▸ **Objective**: Nothing should be left out: output all of the entries exactly.

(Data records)
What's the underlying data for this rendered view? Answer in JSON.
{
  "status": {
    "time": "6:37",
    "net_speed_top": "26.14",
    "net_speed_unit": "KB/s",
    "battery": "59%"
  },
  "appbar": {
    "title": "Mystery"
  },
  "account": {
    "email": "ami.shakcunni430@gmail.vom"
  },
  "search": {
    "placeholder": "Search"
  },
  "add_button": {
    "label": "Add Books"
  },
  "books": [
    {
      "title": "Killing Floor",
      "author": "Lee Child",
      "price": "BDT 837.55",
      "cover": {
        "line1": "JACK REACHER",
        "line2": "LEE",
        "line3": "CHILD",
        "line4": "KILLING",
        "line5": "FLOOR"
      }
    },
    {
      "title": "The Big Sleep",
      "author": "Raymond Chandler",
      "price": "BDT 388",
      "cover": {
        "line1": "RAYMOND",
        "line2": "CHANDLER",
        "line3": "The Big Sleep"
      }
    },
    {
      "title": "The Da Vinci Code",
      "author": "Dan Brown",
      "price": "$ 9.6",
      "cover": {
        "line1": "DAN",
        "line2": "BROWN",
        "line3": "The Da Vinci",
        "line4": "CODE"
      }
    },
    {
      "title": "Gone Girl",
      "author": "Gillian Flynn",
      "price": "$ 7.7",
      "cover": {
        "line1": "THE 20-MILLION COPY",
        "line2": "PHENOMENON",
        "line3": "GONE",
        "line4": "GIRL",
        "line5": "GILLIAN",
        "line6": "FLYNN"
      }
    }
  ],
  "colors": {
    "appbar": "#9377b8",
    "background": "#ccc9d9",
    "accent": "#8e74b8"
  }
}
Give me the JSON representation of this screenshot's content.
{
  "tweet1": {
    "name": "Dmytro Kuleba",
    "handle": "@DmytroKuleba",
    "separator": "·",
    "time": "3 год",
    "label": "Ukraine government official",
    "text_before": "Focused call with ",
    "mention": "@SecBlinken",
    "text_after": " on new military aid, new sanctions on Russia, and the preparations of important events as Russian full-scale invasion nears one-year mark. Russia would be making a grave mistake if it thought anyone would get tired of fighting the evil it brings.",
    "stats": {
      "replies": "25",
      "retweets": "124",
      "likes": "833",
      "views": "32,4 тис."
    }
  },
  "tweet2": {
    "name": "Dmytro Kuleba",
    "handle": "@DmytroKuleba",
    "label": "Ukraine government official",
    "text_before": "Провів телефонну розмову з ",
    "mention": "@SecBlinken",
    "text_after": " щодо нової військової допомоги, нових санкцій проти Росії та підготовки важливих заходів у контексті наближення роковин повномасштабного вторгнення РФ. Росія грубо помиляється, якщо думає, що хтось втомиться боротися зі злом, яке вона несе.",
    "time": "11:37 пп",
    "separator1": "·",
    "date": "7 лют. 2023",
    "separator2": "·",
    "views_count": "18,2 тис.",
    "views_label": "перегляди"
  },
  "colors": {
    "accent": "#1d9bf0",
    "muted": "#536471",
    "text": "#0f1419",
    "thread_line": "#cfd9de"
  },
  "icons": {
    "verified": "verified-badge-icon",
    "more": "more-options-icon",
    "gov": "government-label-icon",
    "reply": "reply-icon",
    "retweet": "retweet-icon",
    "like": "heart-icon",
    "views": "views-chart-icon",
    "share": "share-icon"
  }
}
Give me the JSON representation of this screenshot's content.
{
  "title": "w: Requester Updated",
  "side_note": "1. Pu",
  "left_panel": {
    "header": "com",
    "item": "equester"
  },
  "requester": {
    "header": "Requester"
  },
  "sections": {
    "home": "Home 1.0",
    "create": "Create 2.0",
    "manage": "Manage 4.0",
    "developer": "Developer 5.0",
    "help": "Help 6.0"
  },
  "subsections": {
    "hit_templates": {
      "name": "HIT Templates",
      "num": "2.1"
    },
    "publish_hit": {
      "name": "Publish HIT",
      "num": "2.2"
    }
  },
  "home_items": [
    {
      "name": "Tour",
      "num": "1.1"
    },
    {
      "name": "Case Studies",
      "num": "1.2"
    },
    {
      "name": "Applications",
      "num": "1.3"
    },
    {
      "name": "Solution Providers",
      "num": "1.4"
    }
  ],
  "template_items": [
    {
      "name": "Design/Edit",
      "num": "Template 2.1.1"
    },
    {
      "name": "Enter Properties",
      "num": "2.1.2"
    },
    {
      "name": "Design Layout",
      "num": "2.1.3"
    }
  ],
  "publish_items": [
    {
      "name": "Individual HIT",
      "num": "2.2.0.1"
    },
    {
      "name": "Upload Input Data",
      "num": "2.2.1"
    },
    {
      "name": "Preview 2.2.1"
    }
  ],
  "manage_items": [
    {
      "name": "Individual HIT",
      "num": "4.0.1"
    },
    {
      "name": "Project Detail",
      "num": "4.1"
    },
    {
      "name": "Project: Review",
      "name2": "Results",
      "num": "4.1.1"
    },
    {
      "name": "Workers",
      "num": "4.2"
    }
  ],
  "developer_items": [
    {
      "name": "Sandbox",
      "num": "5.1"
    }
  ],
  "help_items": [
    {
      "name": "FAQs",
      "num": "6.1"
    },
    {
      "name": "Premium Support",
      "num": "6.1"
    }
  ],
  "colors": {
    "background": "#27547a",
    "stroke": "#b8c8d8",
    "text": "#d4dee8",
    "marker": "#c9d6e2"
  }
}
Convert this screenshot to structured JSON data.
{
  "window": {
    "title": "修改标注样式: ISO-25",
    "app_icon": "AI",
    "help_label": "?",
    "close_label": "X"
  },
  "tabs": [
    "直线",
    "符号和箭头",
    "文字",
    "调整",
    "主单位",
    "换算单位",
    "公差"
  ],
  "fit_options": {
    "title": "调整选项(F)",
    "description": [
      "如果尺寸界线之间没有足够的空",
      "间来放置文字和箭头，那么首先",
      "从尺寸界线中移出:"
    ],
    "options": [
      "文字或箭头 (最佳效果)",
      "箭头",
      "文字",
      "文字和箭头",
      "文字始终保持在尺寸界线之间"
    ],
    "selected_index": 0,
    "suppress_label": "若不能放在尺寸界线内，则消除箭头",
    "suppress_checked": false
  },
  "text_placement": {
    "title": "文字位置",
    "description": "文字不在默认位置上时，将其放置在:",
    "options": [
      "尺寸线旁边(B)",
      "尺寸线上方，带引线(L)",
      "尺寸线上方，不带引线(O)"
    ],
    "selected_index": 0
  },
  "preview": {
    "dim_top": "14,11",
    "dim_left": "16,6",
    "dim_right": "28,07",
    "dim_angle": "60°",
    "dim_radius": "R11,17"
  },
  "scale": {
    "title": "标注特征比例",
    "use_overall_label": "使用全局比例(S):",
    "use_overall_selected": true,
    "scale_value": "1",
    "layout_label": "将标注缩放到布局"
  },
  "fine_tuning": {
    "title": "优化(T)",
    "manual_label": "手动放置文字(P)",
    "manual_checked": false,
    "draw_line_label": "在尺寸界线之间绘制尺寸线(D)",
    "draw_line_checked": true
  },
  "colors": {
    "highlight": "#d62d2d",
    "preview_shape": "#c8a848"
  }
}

▸ **Full answer**:
What's the underlying data for this rendered view? Answer in JSON.
{
  "status": {
    "time": "6:37",
    "net_speed_top": "26.14",
    "net_speed_unit": "KB/s",
    "battery": "59%"
  },
  "appbar": {
    "title": "Mystery"
  },
  "account": {
    "email": "ami.shakcunni430@gmail.vom"
  },
  "search": {
    "placeholder": "Search"
  },
  "add_button": {
    "label": "Add Books"
  },
  "books": [
    {
      "title": "Killing Floor",
      "author": "Lee Child",
      "price": "BDT 837.55",
      "cover": {
        "line1": "JACK REACHER",
        "line2": "LEE",
        "line3": "CHILD",
        "line4": "KILLING",
        "line5": "FLOOR"
      }
    },
    {
      "title": "The Big Sleep",
      "author": "Raymond Chandler",
      "price": "BDT 388",
      "cover": {
        "line1": "RAYMOND",
        "line2": "CHANDLER",
        "line3": "The Big Sleep"
      }
    },
    {
      "title": "The Da Vinci Code",
      "author": "Dan Brown",
      "price": "$ 9.6",
      "cover": {
        "line1": "DAN",
        "line2": "BROWN",
        "line3": "The Da Vinci",
        "line4": "CODE"
      }
    },
    {
      "title": "Gone Girl",
      "author": "Gillian Flynn",
      "price": "$ 7.7",
      "cover": {
        "line1": "THE 20-MILLION COPY",
        "line2": "PHENOMENON",
        "line3": "GONE",
        "line4": "GIRL",
        "line5": "GILLIAN",
        "line6": "FLYNN"
      }
    }
  ],
  "colors": {
    "appbar": "#9377b8",
    "background": "#ccc9d9",
    "accent": "#8e74b8"
  }
}
Give me the JSON representation of this screenshot's content.
{
  "tweet1": {
    "name": "Dmytro Kuleba",
    "handle": "@DmytroKuleba",
    "separator": "·",
    "time": "3 год",
    "label": "Ukraine government official",
    "text_before": "Focused call with ",
    "mention": "@SecBlinken",
    "text_after": " on new military aid, new sanctions on Russia, and the preparations of important events as Russian full-scale invasion nears one-year mark. Russia would be making a grave mistake if it thought anyone would get tired of fighting the evil it brings.",
    "stats": {
      "replies": "25",
      "retweets": "124",
      "likes": "833",
      "views": "32,4 тис."
    }
  },
  "tweet2": {
    "name": "Dmytro Kuleba",
    "handle": "@DmytroKuleba",
    "label": "Ukraine government official",
    "text_before": "Провів телефонну розмову з ",
    "mention": "@SecBlinken",
    "text_after": " щодо нової військової допомоги, нових санкцій проти Росії та підготовки важливих заходів у контексті наближення роковин повномасштабного вторгнення РФ. Росія грубо помиляється, якщо думає, що хтось втомиться боротися зі злом, яке вона несе.",
    "time": "11:37 пп",
    "separator1": "·",
    "date": "7 лют. 2023",
    "separator2": "·",
    "views_count": "18,2 тис.",
    "views_label": "перегляди"
  },
  "colors": {
    "accent": "#1d9bf0",
    "muted": "#536471",
    "text": "#0f1419",
    "thread_line": "#cfd9de"
  },
  "icons": {
    "verified": "verified-badge-icon",
    "more": "more-options-icon",
    "gov": "government-label-icon",
    "reply": "reply-icon",
    "retweet": "retweet-icon",
    "like": "heart-icon",
    "views": "views-chart-icon",
    "share": "share-icon"
  }
}
Give me the JSON representation of this screenshot's content.
{
  "title": "w: Requester Updated",
  "side_note": "1. Pu",
  "left_panel": {
    "header": "com",
    "item": "equester"
  },
  "requester": {
    "header": "Requester"
  },
  "sections": {
    "home": "Home 1.0",
    "create": "Create 2.0",
    "manage": "Manage 4.0",
    "developer": "Developer 5.0",
    "help": "Help 6.0"
  },
  "subsections": {
    "hit_templates": {
      "name": "HIT Templates",
      "num": "2.1"
    },
    "publish_hit": {
      "name": "Publish HIT",
      "num": "2.2"
    }
  },
  "home_items": [
    {
      "name": "Tour",
      "num": "1.1"
    },
    {
      "name": "Case Studies",
      "num": "1.2"
    },
    {
      "name": "Applications",
      "num": "1.3"
    },
    {
      "name": "Solution Providers",
      "num": "1.4"
    }
  ],
  "template_items": [
    {
      "name": "Design/Edit",
      "num": "Template 2.1.1"
    },
    {
      "name": "Enter Properties",
      "num": "2.1.2"
    },
    {
      "name": "Design Layout",
      "num": "2.1.3"
    }
  ],
  "publish_items": [
    {
      "name": "Individual HIT",
      "num": "2.2.0.1"
    },
    {
      "name": "Upload Input Data",
      "num": "2.2.1"
    },
    {
      "name": "Preview 2.2.1"
    }
  ],
  "manage_items": [
    {
      "name": "Individual HIT",
      "num": "4.0.1"
    },
    {
      "name": "Project Detail",
      "num": "4.1"
    },
    {
      "name": "Project: Review",
      "name2": "Results",
      "num": "4.1.1"
    },
    {
      "name": "Workers",
      "num": "4.2"
    }
  ],
  "developer_items": [
    {
      "name": "Sandbox",
      "num": "5.1"
    }
  ],
  "help_items": [
    {
      "name": "FAQs",
      "num": "6.1"
    },
    {
      "name": "Premium Support",
      "num": "6.1"
    }
  ],
  "colors": {
    "background": "#27547a",
    "stroke": "#b8c8d8",
    "text": "#d4dee8",
    "marker": "#c9d6e2"
  }
}
Convert this screenshot to structured JSON data.
{
  "window": {
    "title": "修改标注样式: ISO-25",
    "app_icon": "AI",
    "help_label": "?",
    "close_label": "X"
  },
  "tabs": [
    "直线",
    "符号和箭头",
    "文字",
    "调整",
    "主单位",
    "换算单位",
    "公差"
  ],
  "fit_options": {
    "title": "调整选项(F)",
    "description": [
      "如果尺寸界线之间没有足够的空",
      "间来放置文字和箭头，那么首先",
      "从尺寸界线中移出:"
    ],
    "options": [
      "文字或箭头 (最佳效果)",
      "箭头",
      "文字",
      "文字和箭头",
      "文字始终保持在尺寸界线之间"
    ],
    "selected_index": 0,
    "suppress_label": "若不能放在尺寸界线内，则消除箭头",
    "suppress_checked": false
  },
  "text_placement": {
    "title": "文字位置",
    "description": "文字不在默认位置上时，将其放置在:",
    "options": [
      "尺寸线旁边(B)",
      "尺寸线上方，带引线(L)",
      "尺寸线上方，不带引线(O)"
    ],
    "selected_index": 0
  },
  "preview": {
    "dim_top": "14,11",
    "dim_left": "16,6",
    "dim_right": "28,07",
    "dim_angle": "60°",
    "dim_radius": "R11,17"
  },
  "scale": {
    "title": "标注特征比例",
    "use_overall_label": "使用全局比例(S):",
    "use_overall_selected": true,
    "scale_value": "1",
    "layout_label": "将标注缩放到布局"
  },
  "fine_tuning": {
    "title": "优化(T)",
    "manual_label": "手动放置文字(P)",
    "manual_checked": false,
    "draw_line_label": "在尺寸界线之间绘制尺寸线(D)",
    "draw_line_checked": true
  },
  "colors": {
    "highlight": "#d62d2d",
    "preview_shape": "#c8a848"
  }
}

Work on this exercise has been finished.